Task prompt: Reproduce every line of the records below, word for word and in the same order.

★ ★ ★ ★ ★

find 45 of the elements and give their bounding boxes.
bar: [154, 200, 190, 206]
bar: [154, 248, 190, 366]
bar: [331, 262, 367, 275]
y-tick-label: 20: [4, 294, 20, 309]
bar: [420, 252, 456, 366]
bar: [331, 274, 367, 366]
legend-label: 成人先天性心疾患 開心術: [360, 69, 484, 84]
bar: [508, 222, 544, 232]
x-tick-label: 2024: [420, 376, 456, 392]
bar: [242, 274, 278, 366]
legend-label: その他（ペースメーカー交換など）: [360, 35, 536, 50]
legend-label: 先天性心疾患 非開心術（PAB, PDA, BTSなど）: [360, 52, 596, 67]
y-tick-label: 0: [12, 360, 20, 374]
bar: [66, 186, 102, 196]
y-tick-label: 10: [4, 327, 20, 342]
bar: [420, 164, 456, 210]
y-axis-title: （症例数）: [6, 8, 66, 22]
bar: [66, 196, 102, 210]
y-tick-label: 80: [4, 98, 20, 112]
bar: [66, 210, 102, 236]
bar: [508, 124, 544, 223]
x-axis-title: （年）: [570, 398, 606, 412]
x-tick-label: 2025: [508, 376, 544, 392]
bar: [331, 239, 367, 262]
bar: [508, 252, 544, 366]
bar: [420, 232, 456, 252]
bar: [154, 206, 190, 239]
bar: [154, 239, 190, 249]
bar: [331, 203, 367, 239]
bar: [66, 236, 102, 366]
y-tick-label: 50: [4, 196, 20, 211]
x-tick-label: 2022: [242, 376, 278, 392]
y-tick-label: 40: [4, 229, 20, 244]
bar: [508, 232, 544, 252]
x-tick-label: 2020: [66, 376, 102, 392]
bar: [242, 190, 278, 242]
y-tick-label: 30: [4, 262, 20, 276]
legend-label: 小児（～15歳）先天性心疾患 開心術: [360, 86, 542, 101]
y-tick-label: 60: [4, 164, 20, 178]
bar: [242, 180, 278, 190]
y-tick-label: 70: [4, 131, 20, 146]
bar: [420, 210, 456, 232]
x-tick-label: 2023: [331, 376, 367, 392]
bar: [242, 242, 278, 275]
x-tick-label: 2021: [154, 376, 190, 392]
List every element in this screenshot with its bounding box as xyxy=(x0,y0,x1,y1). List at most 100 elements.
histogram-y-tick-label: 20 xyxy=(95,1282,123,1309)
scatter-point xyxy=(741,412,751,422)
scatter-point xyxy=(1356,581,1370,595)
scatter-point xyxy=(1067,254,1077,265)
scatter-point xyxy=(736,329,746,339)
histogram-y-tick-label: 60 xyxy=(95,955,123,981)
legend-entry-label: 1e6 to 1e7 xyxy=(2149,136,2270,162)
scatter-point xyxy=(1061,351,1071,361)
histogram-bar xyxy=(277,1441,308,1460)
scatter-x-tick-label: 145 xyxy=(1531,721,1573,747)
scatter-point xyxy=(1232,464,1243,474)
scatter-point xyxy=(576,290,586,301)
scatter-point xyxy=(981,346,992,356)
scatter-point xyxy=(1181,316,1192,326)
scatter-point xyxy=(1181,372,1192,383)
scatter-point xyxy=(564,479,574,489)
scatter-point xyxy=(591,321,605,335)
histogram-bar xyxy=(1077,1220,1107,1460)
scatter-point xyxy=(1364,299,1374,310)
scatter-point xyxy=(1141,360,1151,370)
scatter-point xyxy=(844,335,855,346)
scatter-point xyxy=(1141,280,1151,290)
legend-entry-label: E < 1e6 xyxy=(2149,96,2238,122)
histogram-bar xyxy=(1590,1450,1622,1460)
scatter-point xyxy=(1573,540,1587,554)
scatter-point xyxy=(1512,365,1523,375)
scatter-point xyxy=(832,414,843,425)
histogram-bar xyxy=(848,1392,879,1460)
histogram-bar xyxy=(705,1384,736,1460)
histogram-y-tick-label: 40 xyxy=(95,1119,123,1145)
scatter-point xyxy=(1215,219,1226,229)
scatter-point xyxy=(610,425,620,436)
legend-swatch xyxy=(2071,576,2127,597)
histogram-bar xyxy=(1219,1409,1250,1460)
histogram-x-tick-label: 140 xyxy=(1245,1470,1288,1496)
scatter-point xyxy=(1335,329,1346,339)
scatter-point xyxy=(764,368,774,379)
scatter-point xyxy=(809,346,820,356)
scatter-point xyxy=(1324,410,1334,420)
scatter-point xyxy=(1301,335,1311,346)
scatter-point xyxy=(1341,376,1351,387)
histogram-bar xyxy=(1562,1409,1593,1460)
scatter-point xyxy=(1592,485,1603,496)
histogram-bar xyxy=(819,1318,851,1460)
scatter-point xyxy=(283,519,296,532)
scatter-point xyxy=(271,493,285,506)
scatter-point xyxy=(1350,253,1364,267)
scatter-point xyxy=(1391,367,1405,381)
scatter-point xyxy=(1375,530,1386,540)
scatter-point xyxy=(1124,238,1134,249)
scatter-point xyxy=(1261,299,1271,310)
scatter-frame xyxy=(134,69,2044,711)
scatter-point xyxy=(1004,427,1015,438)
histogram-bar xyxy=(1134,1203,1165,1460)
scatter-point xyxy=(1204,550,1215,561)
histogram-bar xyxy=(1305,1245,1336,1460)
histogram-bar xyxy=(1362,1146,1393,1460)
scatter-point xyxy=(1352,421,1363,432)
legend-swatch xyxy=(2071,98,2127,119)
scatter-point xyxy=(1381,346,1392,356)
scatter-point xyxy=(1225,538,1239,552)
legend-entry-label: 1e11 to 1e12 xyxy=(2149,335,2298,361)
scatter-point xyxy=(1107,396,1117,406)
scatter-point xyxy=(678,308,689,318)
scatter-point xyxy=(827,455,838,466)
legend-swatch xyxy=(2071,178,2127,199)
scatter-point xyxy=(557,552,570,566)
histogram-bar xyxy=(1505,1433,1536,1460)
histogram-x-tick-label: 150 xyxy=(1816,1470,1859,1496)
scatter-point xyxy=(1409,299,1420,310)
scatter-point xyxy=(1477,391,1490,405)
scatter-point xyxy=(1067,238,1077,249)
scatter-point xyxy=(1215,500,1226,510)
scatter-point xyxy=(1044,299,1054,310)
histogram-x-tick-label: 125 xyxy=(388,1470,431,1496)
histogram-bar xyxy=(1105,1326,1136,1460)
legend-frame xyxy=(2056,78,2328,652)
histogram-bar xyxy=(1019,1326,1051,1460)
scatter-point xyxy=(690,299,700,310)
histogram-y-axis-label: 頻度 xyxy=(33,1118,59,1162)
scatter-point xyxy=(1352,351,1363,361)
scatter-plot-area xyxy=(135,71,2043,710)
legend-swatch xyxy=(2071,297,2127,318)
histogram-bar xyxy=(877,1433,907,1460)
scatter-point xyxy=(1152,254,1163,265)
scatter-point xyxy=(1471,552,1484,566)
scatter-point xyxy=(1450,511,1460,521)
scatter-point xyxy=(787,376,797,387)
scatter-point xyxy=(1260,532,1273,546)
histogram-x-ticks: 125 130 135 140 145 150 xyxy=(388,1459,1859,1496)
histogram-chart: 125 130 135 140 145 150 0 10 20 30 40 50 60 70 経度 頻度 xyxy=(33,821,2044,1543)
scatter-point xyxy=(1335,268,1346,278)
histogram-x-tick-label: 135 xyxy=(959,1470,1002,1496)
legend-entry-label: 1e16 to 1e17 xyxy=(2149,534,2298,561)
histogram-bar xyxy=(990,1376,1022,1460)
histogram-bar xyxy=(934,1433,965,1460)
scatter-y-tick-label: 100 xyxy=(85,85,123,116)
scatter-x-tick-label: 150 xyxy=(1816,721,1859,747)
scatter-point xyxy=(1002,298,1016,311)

★ ★ ★ ★ ★

Exercise solution:
find 45 of the elements and give their bounding boxes.
bar: [154, 200, 190, 206]
bar: [154, 248, 190, 366]
bar: [331, 262, 367, 275]
y-tick-label: 20: [4, 294, 20, 309]
bar: [420, 252, 456, 366]
bar: [331, 274, 367, 366]
legend-label: 成人先天性心疾患 開心術: [360, 69, 484, 84]
bar: [508, 222, 544, 232]
x-tick-label: 2024: [420, 376, 456, 392]
bar: [242, 274, 278, 366]
legend-label: その他（ペースメーカー交換など）: [360, 35, 536, 50]
legend-label: 先天性心疾患 非開心術（PAB, PDA, BTSなど）: [360, 52, 596, 67]
y-tick-label: 0: [12, 360, 20, 374]
bar: [66, 186, 102, 196]
y-tick-label: 10: [4, 327, 20, 342]
bar: [420, 164, 456, 210]
y-axis-title: （症例数）: [6, 8, 66, 22]
bar: [66, 196, 102, 210]
y-tick-label: 80: [4, 98, 20, 112]
bar: [66, 210, 102, 236]
bar: [508, 124, 544, 223]
x-axis-title: （年）: [570, 398, 606, 412]
x-tick-label: 2025: [508, 376, 544, 392]
bar: [331, 239, 367, 262]
bar: [508, 252, 544, 366]
bar: [420, 232, 456, 252]
bar: [154, 206, 190, 239]
bar: [154, 239, 190, 249]
bar: [331, 203, 367, 239]
bar: [66, 236, 102, 366]
y-tick-label: 50: [4, 196, 20, 211]
x-tick-label: 2022: [242, 376, 278, 392]
y-tick-label: 40: [4, 229, 20, 244]
bar: [508, 232, 544, 252]
x-tick-label: 2020: [66, 376, 102, 392]
bar: [242, 190, 278, 242]
y-tick-label: 30: [4, 262, 20, 276]
legend-label: 小児（～15歳）先天性心疾患 開心術: [360, 86, 542, 101]
y-tick-label: 60: [4, 164, 20, 178]
bar: [242, 180, 278, 190]
y-tick-label: 70: [4, 131, 20, 146]
bar: [420, 210, 456, 232]
x-tick-label: 2023: [331, 376, 367, 392]
bar: [242, 242, 278, 275]
x-tick-label: 2021: [154, 376, 190, 392]
List every element in this screenshot with its bounding box as xyxy=(x0,y0,x1,y1). List at most 100 elements.
histogram-y-tick-label: 20 xyxy=(95,1282,123,1309)
scatter-point xyxy=(741,412,751,422)
scatter-point xyxy=(1356,581,1370,595)
scatter-point xyxy=(1067,254,1077,265)
scatter-point xyxy=(736,329,746,339)
histogram-y-tick-label: 60 xyxy=(95,955,123,981)
legend-entry-label: 1e6 to 1e7 xyxy=(2149,136,2270,162)
scatter-point xyxy=(1061,351,1071,361)
histogram-bar xyxy=(277,1441,308,1460)
scatter-x-tick-label: 145 xyxy=(1531,721,1573,747)
scatter-point xyxy=(1232,464,1243,474)
scatter-point xyxy=(576,290,586,301)
scatter-point xyxy=(981,346,992,356)
scatter-point xyxy=(1181,316,1192,326)
scatter-point xyxy=(1181,372,1192,383)
scatter-point xyxy=(564,479,574,489)
scatter-point xyxy=(591,321,605,335)
histogram-bar xyxy=(1077,1220,1107,1460)
scatter-point xyxy=(1364,299,1374,310)
scatter-point xyxy=(1141,360,1151,370)
scatter-point xyxy=(844,335,855,346)
scatter-point xyxy=(1141,280,1151,290)
legend-entry-label: E < 1e6 xyxy=(2149,96,2238,122)
histogram-bar xyxy=(1590,1450,1622,1460)
scatter-point xyxy=(1573,540,1587,554)
scatter-point xyxy=(1512,365,1523,375)
scatter-point xyxy=(832,414,843,425)
histogram-bar xyxy=(848,1392,879,1460)
histogram-bar xyxy=(705,1384,736,1460)
histogram-y-tick-label: 40 xyxy=(95,1119,123,1145)
scatter-point xyxy=(1215,219,1226,229)
scatter-point xyxy=(610,425,620,436)
legend-swatch xyxy=(2071,576,2127,597)
histogram-bar xyxy=(1219,1409,1250,1460)
histogram-x-tick-label: 140 xyxy=(1245,1470,1288,1496)
scatter-point xyxy=(1335,329,1346,339)
scatter-point xyxy=(764,368,774,379)
scatter-point xyxy=(809,346,820,356)
scatter-point xyxy=(1324,410,1334,420)
scatter-point xyxy=(1301,335,1311,346)
scatter-point xyxy=(1341,376,1351,387)
histogram-bar xyxy=(1562,1409,1593,1460)
scatter-point xyxy=(1592,485,1603,496)
histogram-bar xyxy=(819,1318,851,1460)
scatter-point xyxy=(283,519,296,532)
scatter-point xyxy=(271,493,285,506)
scatter-point xyxy=(1350,253,1364,267)
scatter-point xyxy=(1391,367,1405,381)
scatter-point xyxy=(1375,530,1386,540)
scatter-point xyxy=(1124,238,1134,249)
scatter-point xyxy=(1261,299,1271,310)
scatter-frame xyxy=(134,69,2044,711)
scatter-point xyxy=(1004,427,1015,438)
histogram-bar xyxy=(1134,1203,1165,1460)
scatter-point xyxy=(1204,550,1215,561)
histogram-bar xyxy=(1305,1245,1336,1460)
histogram-bar xyxy=(1362,1146,1393,1460)
scatter-point xyxy=(1352,421,1363,432)
legend-swatch xyxy=(2071,98,2127,119)
scatter-point xyxy=(1381,346,1392,356)
scatter-point xyxy=(1225,538,1239,552)
legend-entry-label: 1e11 to 1e12 xyxy=(2149,335,2298,361)
scatter-point xyxy=(1107,396,1117,406)
scatter-point xyxy=(678,308,689,318)
scatter-point xyxy=(827,455,838,466)
legend-swatch xyxy=(2071,178,2127,199)
scatter-point xyxy=(557,552,570,566)
histogram-bar xyxy=(1505,1433,1536,1460)
histogram-x-tick-label: 150 xyxy=(1816,1470,1859,1496)
scatter-point xyxy=(1409,299,1420,310)
scatter-point xyxy=(1477,391,1490,405)
scatter-point xyxy=(1067,238,1077,249)
scatter-point xyxy=(1215,500,1226,510)
scatter-point xyxy=(1044,299,1054,310)
histogram-x-tick-label: 125 xyxy=(388,1470,431,1496)
histogram-bar xyxy=(1105,1326,1136,1460)
legend-frame xyxy=(2056,78,2328,652)
histogram-bar xyxy=(1019,1326,1051,1460)
scatter-point xyxy=(690,299,700,310)
histogram-y-axis-label: 頻度 xyxy=(33,1118,59,1162)
scatter-point xyxy=(1352,351,1363,361)
scatter-plot-area xyxy=(135,71,2043,710)
legend-swatch xyxy=(2071,297,2127,318)
histogram-bar xyxy=(877,1433,907,1460)
scatter-point xyxy=(1152,254,1163,265)
scatter-point xyxy=(1471,552,1484,566)
scatter-point xyxy=(1450,511,1460,521)
scatter-point xyxy=(787,376,797,387)
scatter-point xyxy=(1260,532,1273,546)
histogram-x-ticks: 125 130 135 140 145 150 xyxy=(388,1459,1859,1496)
histogram-chart: 125 130 135 140 145 150 0 10 20 30 40 50 60 70 経度 頻度 xyxy=(33,821,2044,1543)
scatter-point xyxy=(1335,268,1346,278)
histogram-x-tick-label: 135 xyxy=(959,1470,1002,1496)
legend-entry-label: 1e16 to 1e17 xyxy=(2149,534,2298,561)
histogram-bar xyxy=(990,1376,1022,1460)
histogram-bar xyxy=(934,1433,965,1460)
scatter-y-tick-label: 100 xyxy=(85,85,123,116)
scatter-x-tick-label: 150 xyxy=(1816,721,1859,747)
scatter-point xyxy=(1002,298,1016,311)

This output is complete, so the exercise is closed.